In recent years, decentralized exchanges (DEXs) have gained popularity among crypto enthusiasts. In this article, we'll explore the differences between centralized and decentralized exchanges and why this matters when choosing how to trade your crypto.
Trading cryptocurrencies is an essential part of the crypto experience, and exchanges are the digital marketplaces where all the action happens. You've probably heard of Binance, Coinbase, Kraken, Uniswap, and others - these are all exchanges. But did you know that not all exchanges operate the same way or offer the same possibilities?
🔍 Centralized vs. Decentralized
A centralized exchange (CEX) is similar to a bank. It's run by a company that oversees transactions, provides consumer protection, liquidity, and regulatory compliance in exchange for fees. When using a centralized exchange, you trust them to safeguard your coins, as they act as a custodian and hold the private keys to your account.
On the flip side, a decentralized exchange (DEX) is a peer-to-peer marketplace where transactions occur directly between users who want to trade crypto. Instead of using an intermediary organization, DEXs leverage smart contracts to automate and protect against potential scams, usually with lower fees than centralized alternatives. As a DEX user, you don't need to create an account owned by the exchange, and you remain the sole owner of your coins until the crypto exchange is executed by the smart contract.

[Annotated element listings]

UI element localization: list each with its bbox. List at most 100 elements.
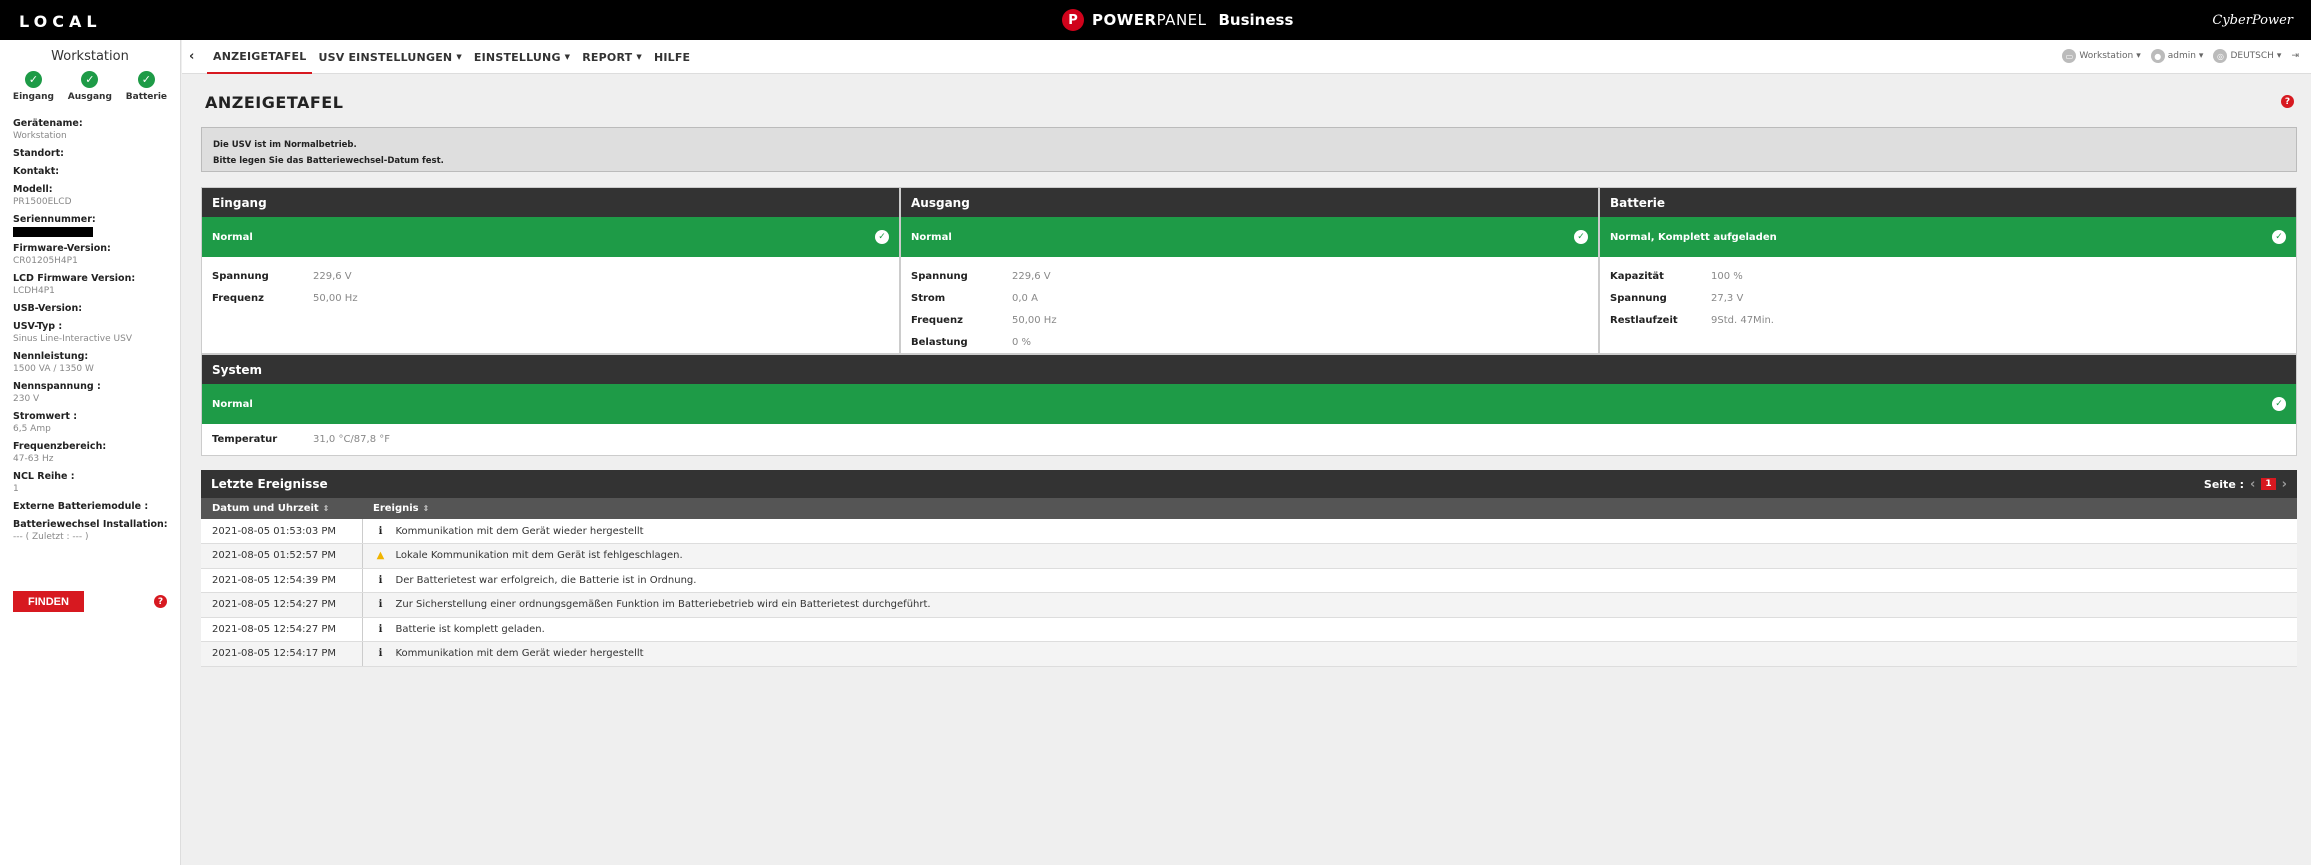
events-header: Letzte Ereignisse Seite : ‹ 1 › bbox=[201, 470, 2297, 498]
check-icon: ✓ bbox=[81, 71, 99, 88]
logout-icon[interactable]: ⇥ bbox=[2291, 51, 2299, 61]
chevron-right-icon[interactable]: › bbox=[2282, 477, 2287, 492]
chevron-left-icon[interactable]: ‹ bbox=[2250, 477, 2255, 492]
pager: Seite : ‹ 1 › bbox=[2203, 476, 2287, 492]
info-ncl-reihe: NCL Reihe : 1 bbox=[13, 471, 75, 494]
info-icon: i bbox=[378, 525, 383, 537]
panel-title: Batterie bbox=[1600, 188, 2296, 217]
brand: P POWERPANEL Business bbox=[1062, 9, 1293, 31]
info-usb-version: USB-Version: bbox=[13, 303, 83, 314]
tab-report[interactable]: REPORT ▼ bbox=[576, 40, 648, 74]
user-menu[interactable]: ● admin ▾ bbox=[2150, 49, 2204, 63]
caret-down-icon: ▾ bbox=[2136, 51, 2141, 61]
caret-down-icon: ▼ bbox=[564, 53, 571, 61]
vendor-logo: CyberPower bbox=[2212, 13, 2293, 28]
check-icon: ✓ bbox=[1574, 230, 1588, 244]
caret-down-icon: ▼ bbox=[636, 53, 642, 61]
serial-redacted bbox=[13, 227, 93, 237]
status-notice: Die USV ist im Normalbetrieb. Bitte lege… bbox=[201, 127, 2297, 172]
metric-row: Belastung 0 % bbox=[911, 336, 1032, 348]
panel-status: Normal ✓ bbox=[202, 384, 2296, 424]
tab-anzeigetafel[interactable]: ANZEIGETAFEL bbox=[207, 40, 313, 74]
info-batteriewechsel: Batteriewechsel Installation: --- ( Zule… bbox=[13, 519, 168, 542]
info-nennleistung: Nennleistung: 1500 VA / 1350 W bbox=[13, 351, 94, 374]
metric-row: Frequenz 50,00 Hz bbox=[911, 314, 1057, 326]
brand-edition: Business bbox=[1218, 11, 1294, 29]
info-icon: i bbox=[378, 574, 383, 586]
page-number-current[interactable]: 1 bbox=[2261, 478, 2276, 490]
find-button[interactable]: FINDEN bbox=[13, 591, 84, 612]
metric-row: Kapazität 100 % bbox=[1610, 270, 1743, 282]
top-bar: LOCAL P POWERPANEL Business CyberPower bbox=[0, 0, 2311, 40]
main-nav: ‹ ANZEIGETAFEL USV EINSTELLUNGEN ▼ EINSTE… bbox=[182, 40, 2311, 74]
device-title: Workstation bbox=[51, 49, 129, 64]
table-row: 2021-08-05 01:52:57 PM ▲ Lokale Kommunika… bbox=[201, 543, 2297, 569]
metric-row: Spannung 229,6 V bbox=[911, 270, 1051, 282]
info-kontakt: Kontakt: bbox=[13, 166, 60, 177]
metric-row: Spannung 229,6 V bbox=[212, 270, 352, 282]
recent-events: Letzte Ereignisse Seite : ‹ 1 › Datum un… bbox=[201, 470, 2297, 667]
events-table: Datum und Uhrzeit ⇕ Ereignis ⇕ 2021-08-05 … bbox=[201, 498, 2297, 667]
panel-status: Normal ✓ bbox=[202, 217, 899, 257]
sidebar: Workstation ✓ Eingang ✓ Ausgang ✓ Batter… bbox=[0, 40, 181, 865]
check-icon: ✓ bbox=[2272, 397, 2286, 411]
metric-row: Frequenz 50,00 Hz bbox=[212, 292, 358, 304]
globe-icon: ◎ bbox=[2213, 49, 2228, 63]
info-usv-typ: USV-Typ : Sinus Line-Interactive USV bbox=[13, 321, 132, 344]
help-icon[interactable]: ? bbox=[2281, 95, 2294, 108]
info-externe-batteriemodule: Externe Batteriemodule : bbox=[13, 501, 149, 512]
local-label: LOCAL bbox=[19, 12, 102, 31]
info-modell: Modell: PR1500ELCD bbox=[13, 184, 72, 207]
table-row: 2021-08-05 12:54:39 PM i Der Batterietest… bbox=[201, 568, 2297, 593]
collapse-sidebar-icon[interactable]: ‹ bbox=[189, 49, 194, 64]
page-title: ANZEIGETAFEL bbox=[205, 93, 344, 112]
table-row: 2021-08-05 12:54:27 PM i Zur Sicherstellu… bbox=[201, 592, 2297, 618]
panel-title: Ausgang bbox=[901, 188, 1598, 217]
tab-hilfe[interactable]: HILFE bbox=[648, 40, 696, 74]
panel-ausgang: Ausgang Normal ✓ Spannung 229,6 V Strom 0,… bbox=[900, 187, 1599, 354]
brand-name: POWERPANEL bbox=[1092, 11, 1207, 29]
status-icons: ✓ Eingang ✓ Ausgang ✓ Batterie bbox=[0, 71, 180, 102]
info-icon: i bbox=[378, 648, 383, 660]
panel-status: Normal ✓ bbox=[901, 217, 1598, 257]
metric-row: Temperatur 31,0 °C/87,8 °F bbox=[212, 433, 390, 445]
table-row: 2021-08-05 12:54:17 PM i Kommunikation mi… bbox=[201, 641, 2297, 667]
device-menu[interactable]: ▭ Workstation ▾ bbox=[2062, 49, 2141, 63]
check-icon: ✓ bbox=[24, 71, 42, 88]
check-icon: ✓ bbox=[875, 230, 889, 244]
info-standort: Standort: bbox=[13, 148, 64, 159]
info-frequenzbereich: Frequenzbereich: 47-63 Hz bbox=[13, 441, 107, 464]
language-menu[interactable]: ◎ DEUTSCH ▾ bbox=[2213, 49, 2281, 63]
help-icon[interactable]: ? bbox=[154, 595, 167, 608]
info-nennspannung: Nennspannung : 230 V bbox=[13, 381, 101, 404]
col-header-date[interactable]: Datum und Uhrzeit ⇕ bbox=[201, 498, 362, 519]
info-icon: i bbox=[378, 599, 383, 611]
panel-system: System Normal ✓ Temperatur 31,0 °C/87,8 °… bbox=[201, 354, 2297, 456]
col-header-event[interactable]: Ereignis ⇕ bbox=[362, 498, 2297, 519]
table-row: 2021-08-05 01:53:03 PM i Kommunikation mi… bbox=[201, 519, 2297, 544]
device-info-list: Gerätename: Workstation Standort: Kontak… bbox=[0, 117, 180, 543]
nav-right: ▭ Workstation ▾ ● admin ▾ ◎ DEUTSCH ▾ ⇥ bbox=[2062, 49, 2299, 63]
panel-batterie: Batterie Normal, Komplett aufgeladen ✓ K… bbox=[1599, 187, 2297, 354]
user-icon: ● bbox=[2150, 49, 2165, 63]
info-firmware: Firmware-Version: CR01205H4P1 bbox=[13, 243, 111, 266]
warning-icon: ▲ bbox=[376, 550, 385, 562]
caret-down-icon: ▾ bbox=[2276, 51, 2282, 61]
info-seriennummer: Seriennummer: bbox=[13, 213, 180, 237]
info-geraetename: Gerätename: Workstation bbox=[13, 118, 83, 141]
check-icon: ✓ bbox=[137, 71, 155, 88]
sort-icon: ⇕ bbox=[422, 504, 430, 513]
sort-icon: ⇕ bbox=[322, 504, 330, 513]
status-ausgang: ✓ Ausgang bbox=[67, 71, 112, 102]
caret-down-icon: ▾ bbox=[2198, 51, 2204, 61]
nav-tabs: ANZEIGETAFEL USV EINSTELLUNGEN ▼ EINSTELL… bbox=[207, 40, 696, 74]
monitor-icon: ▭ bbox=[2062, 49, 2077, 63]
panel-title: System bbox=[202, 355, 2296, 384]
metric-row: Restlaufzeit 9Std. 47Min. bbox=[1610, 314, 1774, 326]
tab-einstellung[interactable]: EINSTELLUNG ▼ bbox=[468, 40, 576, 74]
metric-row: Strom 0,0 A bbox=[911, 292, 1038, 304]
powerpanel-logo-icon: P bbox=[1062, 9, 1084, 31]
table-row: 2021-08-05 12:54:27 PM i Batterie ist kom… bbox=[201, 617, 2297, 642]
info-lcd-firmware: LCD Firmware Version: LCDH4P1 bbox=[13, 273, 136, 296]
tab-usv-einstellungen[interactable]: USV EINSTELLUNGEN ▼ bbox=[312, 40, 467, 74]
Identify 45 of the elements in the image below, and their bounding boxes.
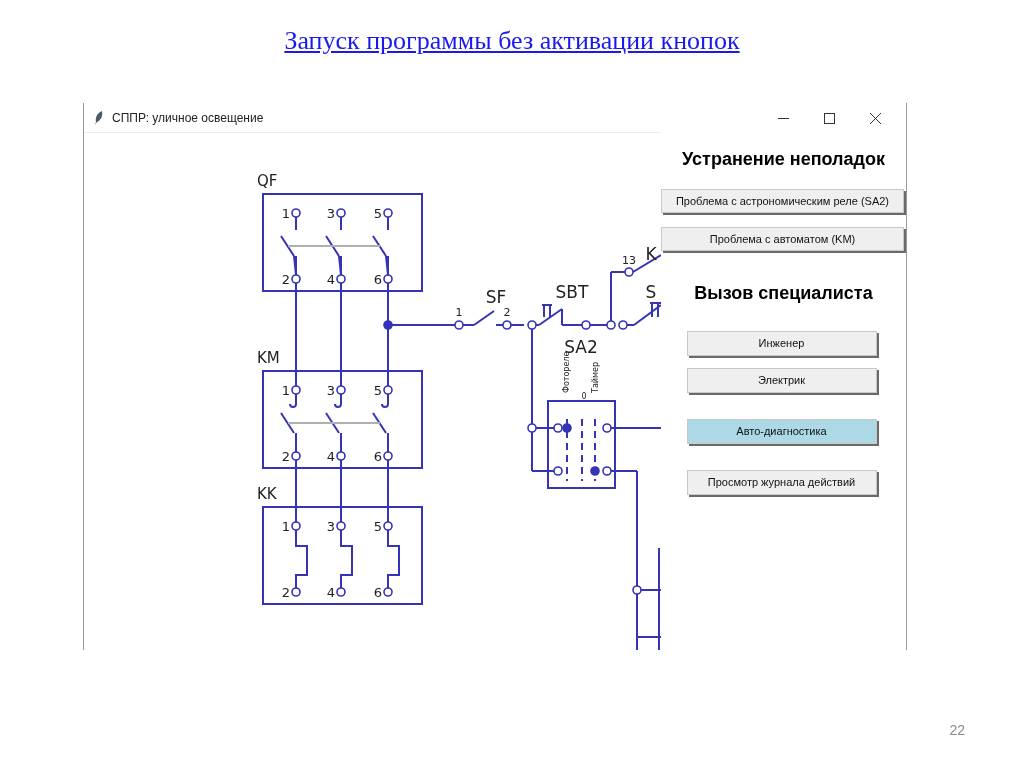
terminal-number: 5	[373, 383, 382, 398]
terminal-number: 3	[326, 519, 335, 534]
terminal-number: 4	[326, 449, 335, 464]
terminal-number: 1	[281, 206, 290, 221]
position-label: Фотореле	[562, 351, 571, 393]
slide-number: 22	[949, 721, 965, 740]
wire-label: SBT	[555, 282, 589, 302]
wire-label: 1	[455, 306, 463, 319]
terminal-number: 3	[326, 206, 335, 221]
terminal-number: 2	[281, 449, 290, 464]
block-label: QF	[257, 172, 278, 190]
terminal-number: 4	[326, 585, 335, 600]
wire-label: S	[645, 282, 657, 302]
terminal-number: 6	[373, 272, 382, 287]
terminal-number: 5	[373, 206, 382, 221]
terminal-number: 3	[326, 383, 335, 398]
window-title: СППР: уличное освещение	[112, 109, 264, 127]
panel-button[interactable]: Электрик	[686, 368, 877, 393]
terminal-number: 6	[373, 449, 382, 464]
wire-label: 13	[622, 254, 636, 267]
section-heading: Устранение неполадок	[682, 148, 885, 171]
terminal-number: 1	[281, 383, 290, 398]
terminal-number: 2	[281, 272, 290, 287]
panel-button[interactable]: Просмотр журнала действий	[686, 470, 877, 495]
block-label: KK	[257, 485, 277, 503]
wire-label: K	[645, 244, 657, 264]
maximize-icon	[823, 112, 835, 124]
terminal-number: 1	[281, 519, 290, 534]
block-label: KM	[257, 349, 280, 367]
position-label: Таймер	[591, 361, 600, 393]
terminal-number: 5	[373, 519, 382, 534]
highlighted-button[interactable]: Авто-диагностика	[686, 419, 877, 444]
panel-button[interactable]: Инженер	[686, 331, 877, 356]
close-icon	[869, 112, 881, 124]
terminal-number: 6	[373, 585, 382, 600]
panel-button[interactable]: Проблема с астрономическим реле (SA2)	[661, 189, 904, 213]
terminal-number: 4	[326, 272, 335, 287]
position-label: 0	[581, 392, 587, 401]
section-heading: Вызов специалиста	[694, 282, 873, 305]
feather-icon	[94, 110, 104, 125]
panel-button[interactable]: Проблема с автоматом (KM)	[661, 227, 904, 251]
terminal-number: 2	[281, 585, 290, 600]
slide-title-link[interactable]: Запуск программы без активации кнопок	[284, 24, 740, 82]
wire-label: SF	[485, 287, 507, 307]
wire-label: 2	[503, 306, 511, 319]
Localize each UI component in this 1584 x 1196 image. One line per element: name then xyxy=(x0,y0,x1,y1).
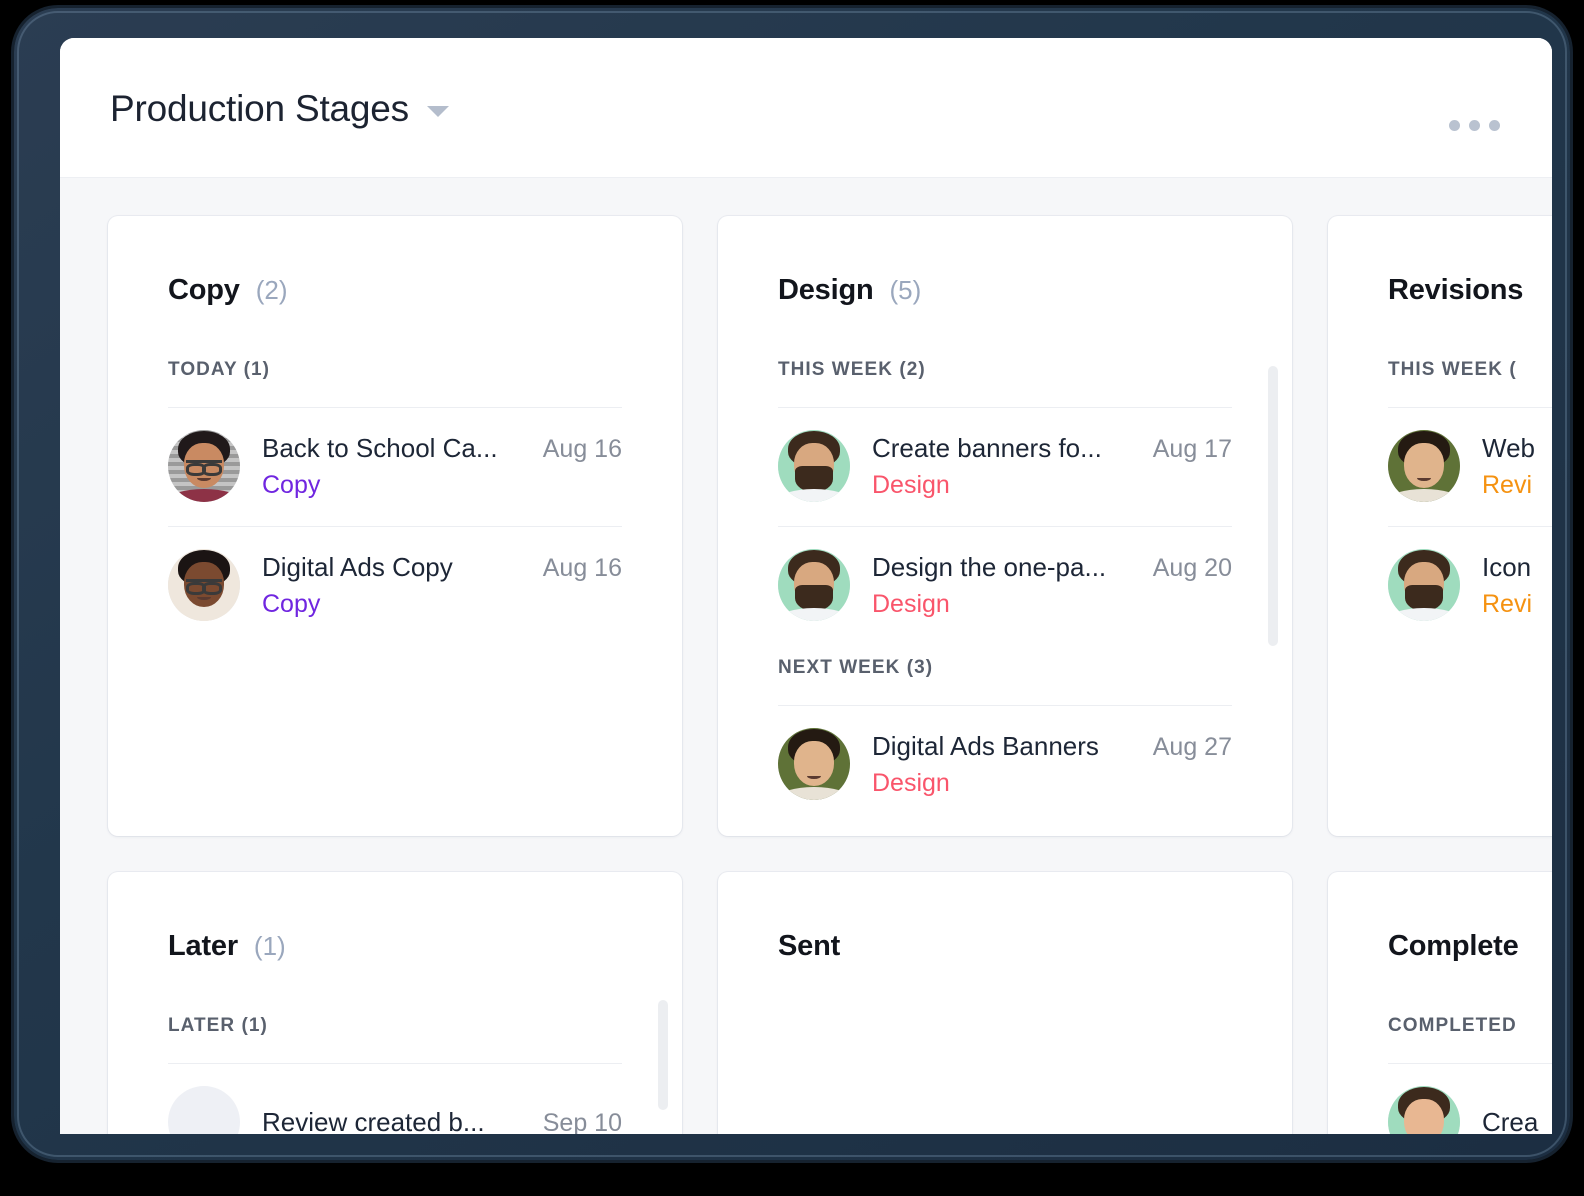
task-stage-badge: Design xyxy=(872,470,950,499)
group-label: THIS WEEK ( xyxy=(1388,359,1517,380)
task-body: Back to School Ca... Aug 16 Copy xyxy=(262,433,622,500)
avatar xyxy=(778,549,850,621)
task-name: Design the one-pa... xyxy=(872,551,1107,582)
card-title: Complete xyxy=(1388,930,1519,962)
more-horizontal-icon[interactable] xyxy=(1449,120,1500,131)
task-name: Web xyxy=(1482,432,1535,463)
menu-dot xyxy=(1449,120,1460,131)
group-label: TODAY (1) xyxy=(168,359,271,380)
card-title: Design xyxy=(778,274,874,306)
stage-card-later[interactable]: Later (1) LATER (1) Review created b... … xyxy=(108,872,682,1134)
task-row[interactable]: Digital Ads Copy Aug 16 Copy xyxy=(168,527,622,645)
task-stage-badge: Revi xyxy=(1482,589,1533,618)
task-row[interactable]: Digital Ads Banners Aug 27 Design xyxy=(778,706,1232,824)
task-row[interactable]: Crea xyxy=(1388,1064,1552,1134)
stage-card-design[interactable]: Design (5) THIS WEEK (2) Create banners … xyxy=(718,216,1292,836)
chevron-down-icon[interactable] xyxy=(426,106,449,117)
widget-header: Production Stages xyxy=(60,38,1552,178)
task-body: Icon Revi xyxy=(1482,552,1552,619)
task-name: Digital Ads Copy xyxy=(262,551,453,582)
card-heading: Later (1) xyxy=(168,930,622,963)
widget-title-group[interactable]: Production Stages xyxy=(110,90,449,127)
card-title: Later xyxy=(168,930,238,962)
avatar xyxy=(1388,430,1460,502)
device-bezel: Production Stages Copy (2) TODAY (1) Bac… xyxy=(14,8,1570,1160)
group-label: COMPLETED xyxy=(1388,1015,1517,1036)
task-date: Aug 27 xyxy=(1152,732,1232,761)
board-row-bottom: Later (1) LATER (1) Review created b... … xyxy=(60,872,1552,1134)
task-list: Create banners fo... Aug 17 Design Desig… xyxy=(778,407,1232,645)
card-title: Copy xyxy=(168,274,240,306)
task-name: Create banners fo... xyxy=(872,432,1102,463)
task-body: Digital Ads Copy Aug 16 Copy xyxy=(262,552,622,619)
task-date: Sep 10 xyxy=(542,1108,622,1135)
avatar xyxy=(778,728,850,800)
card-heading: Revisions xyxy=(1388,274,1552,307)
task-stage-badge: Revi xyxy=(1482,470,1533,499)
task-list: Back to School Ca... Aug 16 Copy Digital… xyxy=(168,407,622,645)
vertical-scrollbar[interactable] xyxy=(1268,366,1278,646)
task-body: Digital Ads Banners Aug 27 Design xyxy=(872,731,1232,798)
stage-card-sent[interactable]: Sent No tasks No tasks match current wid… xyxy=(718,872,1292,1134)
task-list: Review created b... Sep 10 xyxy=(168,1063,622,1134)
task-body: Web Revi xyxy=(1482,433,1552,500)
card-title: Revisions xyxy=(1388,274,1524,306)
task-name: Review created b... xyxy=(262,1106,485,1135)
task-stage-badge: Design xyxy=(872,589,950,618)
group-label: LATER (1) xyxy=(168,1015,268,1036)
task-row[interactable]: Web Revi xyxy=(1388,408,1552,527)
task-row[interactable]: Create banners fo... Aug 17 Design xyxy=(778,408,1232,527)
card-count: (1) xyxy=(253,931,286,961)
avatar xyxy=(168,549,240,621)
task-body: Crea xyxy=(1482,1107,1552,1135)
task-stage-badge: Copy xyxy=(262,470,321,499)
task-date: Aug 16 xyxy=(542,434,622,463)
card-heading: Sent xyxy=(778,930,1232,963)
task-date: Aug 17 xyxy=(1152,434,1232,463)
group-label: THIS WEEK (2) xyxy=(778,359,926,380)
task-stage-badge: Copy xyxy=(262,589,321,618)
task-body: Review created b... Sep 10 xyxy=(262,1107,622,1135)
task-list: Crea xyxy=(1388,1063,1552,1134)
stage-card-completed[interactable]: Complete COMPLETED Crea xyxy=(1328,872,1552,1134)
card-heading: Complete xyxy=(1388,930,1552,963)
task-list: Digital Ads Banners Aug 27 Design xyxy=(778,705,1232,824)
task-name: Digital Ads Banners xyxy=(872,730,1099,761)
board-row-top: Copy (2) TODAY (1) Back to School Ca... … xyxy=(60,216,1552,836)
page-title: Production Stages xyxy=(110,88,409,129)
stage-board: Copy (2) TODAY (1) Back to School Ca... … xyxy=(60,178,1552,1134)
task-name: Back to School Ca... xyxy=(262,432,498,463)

[Task description] Transcribe the passage on crypto exchanges word for word, starting with "Trading cryptocurrencies is" and going on through "the same possibilities?".

[Answer in full]
Trading cryptocurrencies is an essential part of the crypto experience, and exchanges are the digital marketplaces where all the action happens. You've probably heard of Binance, Coinbase, Kraken, Uniswap, and others - these are all exchanges. But did you know that not all exchanges operate the same way or offer the same possibilities?